* DATA SHOWN *
##############################

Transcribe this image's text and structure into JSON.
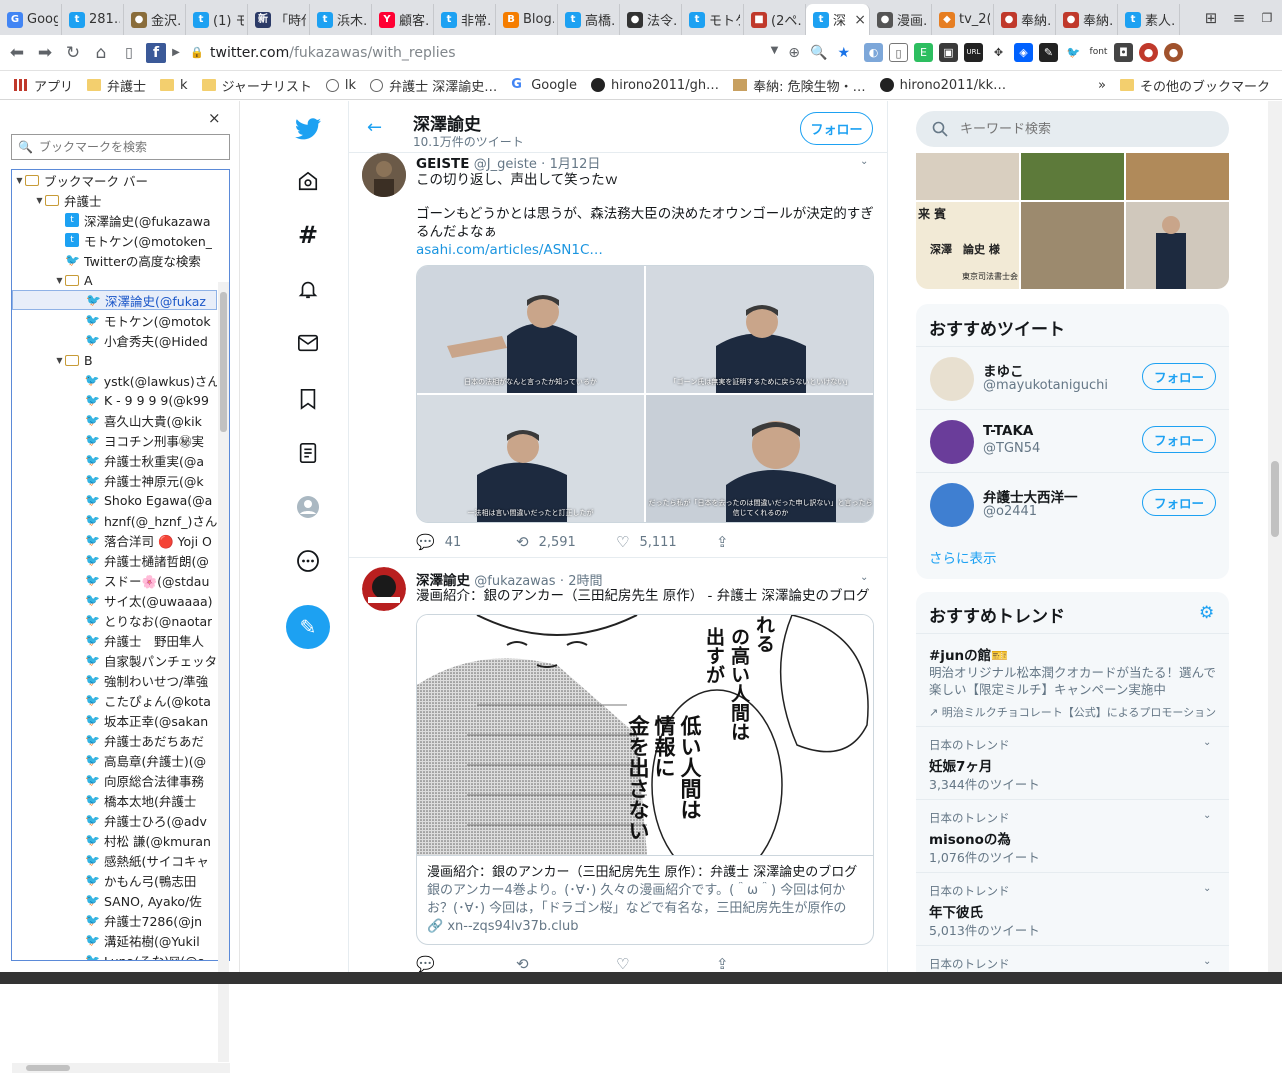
{
  "tabs": [
    {
      "title": "Google",
      "fav_color": "#4285f4",
      "glyph": "G"
    },
    {
      "title": "281…",
      "fav_color": "#1da1f2",
      "glyph": "t"
    },
    {
      "title": "金沢…",
      "fav_color": "#8a6d3b",
      "glyph": "●"
    },
    {
      "title": "(1) モ…",
      "fav_color": "#1da1f2",
      "glyph": "t"
    },
    {
      "title": "「時代…",
      "fav_color": "#2b3a67",
      "glyph": "新"
    },
    {
      "title": "浜木…",
      "fav_color": "#1da1f2",
      "glyph": "t"
    },
    {
      "title": "顧客…",
      "fav_color": "#ff0033",
      "glyph": "Y"
    },
    {
      "title": "非常…",
      "fav_color": "#1da1f2",
      "glyph": "t"
    },
    {
      "title": "Blog…",
      "fav_color": "#f57d00",
      "glyph": "B"
    },
    {
      "title": "高橋…",
      "fav_color": "#1da1f2",
      "glyph": "t"
    },
    {
      "title": "法令…",
      "fav_color": "#333333",
      "glyph": "●"
    },
    {
      "title": "モトケ…",
      "fav_color": "#1da1f2",
      "glyph": "t"
    },
    {
      "title": "(2ペ…",
      "fav_color": "#c0392b",
      "glyph": "■"
    },
    {
      "title": "深",
      "fav_color": "#1da1f2",
      "glyph": "t",
      "active": true,
      "close": "×"
    },
    {
      "title": "漫画…",
      "fav_color": "#555555",
      "glyph": "●"
    },
    {
      "title": "tv_2(…",
      "fav_color": "#e67e22",
      "glyph": "◆"
    },
    {
      "title": "奉納…",
      "fav_color": "#c0392b",
      "glyph": "●"
    },
    {
      "title": "奉納…",
      "fav_color": "#c0392b",
      "glyph": "●"
    },
    {
      "title": "素人…",
      "fav_color": "#1da1f2",
      "glyph": "t"
    }
  ],
  "toolbar": {
    "url_host": "twitter.com",
    "url_path": "/fukazawas/with_replies"
  },
  "bookmarks_bar": {
    "items": [
      {
        "label": "アプリ",
        "type": "apps"
      },
      {
        "label": "弁護士",
        "type": "folder"
      },
      {
        "label": "k",
        "type": "folder"
      },
      {
        "label": "ジャーナリスト",
        "type": "folder"
      },
      {
        "label": "lk",
        "type": "globe"
      },
      {
        "label": "弁護士 深澤諭史…",
        "type": "globe"
      },
      {
        "label": "Google",
        "type": "google"
      },
      {
        "label": "hirono2011/gh…",
        "type": "github"
      },
      {
        "label": "奉納: 危険生物・…",
        "type": "site"
      },
      {
        "label": "hirono2011/kk…",
        "type": "github"
      }
    ],
    "overflow": "»",
    "other": "その他のブックマーク"
  },
  "bm_panel": {
    "close": "×",
    "search_placeholder": "ブックマークを検索",
    "tree": [
      {
        "label": "ブックマーク バー",
        "type": "folder",
        "level": 0,
        "open": true
      },
      {
        "label": "弁護士",
        "type": "folder",
        "level": 1,
        "open": true
      },
      {
        "label": "深澤論史(@fukazawa",
        "type": "badge",
        "level": 2
      },
      {
        "label": "モトケン(@motoken_",
        "type": "badge",
        "level": 2
      },
      {
        "label": "Twitterの高度な検索",
        "type": "tw",
        "level": 2
      },
      {
        "label": "A",
        "type": "folder",
        "level": 2,
        "open": true
      },
      {
        "label": "深澤論史(@fukaz",
        "type": "tw",
        "level": 3,
        "selected": true
      },
      {
        "label": "モトケン(@motok",
        "type": "tw",
        "level": 3
      },
      {
        "label": "小倉秀夫(@Hided",
        "type": "tw",
        "level": 3
      },
      {
        "label": "B",
        "type": "folder",
        "level": 2,
        "open": true
      },
      {
        "label": "ystk(@lawkus)さん",
        "type": "tw",
        "level": 3
      },
      {
        "label": "K - 9 9 9 9(@k99",
        "type": "tw",
        "level": 3
      },
      {
        "label": "喜久山大貴(@kik",
        "type": "tw",
        "level": 3
      },
      {
        "label": "ヨコチン刑事㊙実",
        "type": "tw",
        "level": 3
      },
      {
        "label": "弁護士秋重実(@a",
        "type": "tw",
        "level": 3
      },
      {
        "label": "弁護士神原元(@k",
        "type": "tw",
        "level": 3
      },
      {
        "label": "Shoko Egawa(@a",
        "type": "tw",
        "level": 3
      },
      {
        "label": "hznf(@_hznf_)さん",
        "type": "tw",
        "level": 3
      },
      {
        "label": "落合洋司 🔴 Yoji O",
        "type": "tw",
        "level": 3
      },
      {
        "label": "弁護士樋諸哲朗(@",
        "type": "tw",
        "level": 3
      },
      {
        "label": "スドー🌸(@stdau",
        "type": "tw",
        "level": 3
      },
      {
        "label": "サイ太(@uwaaaa)",
        "type": "tw",
        "level": 3
      },
      {
        "label": "とりなお(@naotar",
        "type": "tw",
        "level": 3
      },
      {
        "label": "弁護士　野田隼人",
        "type": "tw",
        "level": 3
      },
      {
        "label": "自家製パンチェッタ",
        "type": "tw",
        "level": 3
      },
      {
        "label": "強制わいせつ/準強",
        "type": "tw",
        "level": 3
      },
      {
        "label": "こたぴょん(@kota",
        "type": "tw",
        "level": 3
      },
      {
        "label": "坂本正幸(@sakan",
        "type": "tw",
        "level": 3
      },
      {
        "label": "弁護士あだちあだ",
        "type": "tw",
        "level": 3
      },
      {
        "label": "高島章(弁護士)(@",
        "type": "tw",
        "level": 3
      },
      {
        "label": "向原総合法律事務",
        "type": "tw",
        "level": 3
      },
      {
        "label": "橋本太地(弁護士",
        "type": "tw",
        "level": 3
      },
      {
        "label": "弁護士ひろ(@adv",
        "type": "tw",
        "level": 3
      },
      {
        "label": "村松 謙(@kmuran",
        "type": "tw",
        "level": 3
      },
      {
        "label": "感熱紙(サイコキャ",
        "type": "tw",
        "level": 3
      },
      {
        "label": "かもん弓(鴨志田",
        "type": "tw",
        "level": 3
      },
      {
        "label": "SANO, Ayako/佐",
        "type": "tw",
        "level": 3
      },
      {
        "label": "弁護士7286(@jn",
        "type": "tw",
        "level": 3
      },
      {
        "label": "溝延祐樹(@Yukil",
        "type": "tw",
        "level": 3
      },
      {
        "label": "Luna(るな)☒(@s",
        "type": "tw",
        "level": 3
      }
    ]
  },
  "twitter": {
    "header": {
      "back": "←",
      "name": "深澤諭史",
      "count": "10.1万件のツイート",
      "follow": "フォロー"
    },
    "tweets": [
      {
        "name": "GEISTE",
        "handle": "@J_geiste",
        "sep": "·",
        "time": "1月12日",
        "line1": "この切り返し、声出して笑ったｗ",
        "line2": "ゴーンもどうかとは思うが、森法務大臣の決めたオウンゴールが決定的すぎるんだよなぁ",
        "link": "asahi.com/articles/ASN1C…",
        "captions": [
          "日本の法相がなんと言ったか知っているか",
          "「ゴーン氏は無実を証明するために戻らないといけない」",
          "一法相は言い間違いだったと訂正したが",
          "だったら私が「日本を去ったのは間違いだった申し訳ない」と言ったら信じてくれるのか"
        ],
        "reply": "41",
        "retweet": "2,591",
        "like": "5,111"
      },
      {
        "name": "深澤諭史",
        "handle": "@fukazawas",
        "sep": "·",
        "time": "2時間",
        "line1": "漫画紹介：銀のアンカー（三田紀房先生 原作） - 弁護士 深澤論史のブログ",
        "manga_text": [
          "れる",
          "の高い人間は",
          "出すが",
          "低い人間は",
          "情報に",
          "金を出さない"
        ],
        "card_title": "漫画紹介：銀のアンカー（三田紀房先生 原作）：弁護士 深澤論史のブログ",
        "card_desc": "銀のアンカー4巻より。(･∀･) 久々の漫画紹介です。(＾ω＾) 今回は何かお？(･∀･) 今回は，「ドラゴン桜」などで有名な，三田紀房先生が原作の「銀の…",
        "card_domain": "xn--zqs94lv37b.club",
        "reply": "",
        "retweet": "",
        "like": ""
      }
    ],
    "photo_labels": {
      "raihin": "来 賓",
      "name_plate": "深澤　論史 様",
      "assoc": "東京司法書士会"
    }
  },
  "right": {
    "search_placeholder": "キーワード検索",
    "recommended_title": "おすすめツイート",
    "users": [
      {
        "name": "まゆこ",
        "handle": "@mayukotaniguchi",
        "follow": "フォロー",
        "av": "#e8e0d0"
      },
      {
        "name": "T-TAKA",
        "handle": "@TGN54",
        "follow": "フォロー",
        "av": "#6a3d9a"
      },
      {
        "name": "弁護士大西洋一",
        "handle": "@o2441",
        "follow": "フォロー",
        "av": "#3f7fd1"
      }
    ],
    "show_more": "さらに表示",
    "trends_title": "おすすめトレンド",
    "promoted": {
      "tag": "#junの館🎫",
      "desc": "明治オリジナル松本潤クオカードが当たる！選んで楽しい【限定ミルチ】キャンペーン実施中",
      "by": "明治ミルクチョコレート【公式】によるプロモーション"
    },
    "trends": [
      {
        "label": "日本のトレンド",
        "name": "妊娠7ヶ月",
        "count": "3,344件のツイート"
      },
      {
        "label": "日本のトレンド",
        "name": "misonoの為",
        "count": "1,076件のツイート"
      },
      {
        "label": "日本のトレンド",
        "name": "年下彼氏",
        "count": "5,013件のツイート"
      },
      {
        "label": "日本のトレンド",
        "name": "",
        "count": ""
      }
    ]
  },
  "colors": {
    "twitter_blue": "#1da1f2",
    "chrome_bg": "#dfe1e5"
  }
}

##############################

* EXERCISE BRIEF *
Each line in the entries above that includes the string "モトケン" should be extracted.

* FULL RESPONSE *
        "label": "モトケン(@motoken_",
        "label": "モトケン(@motok",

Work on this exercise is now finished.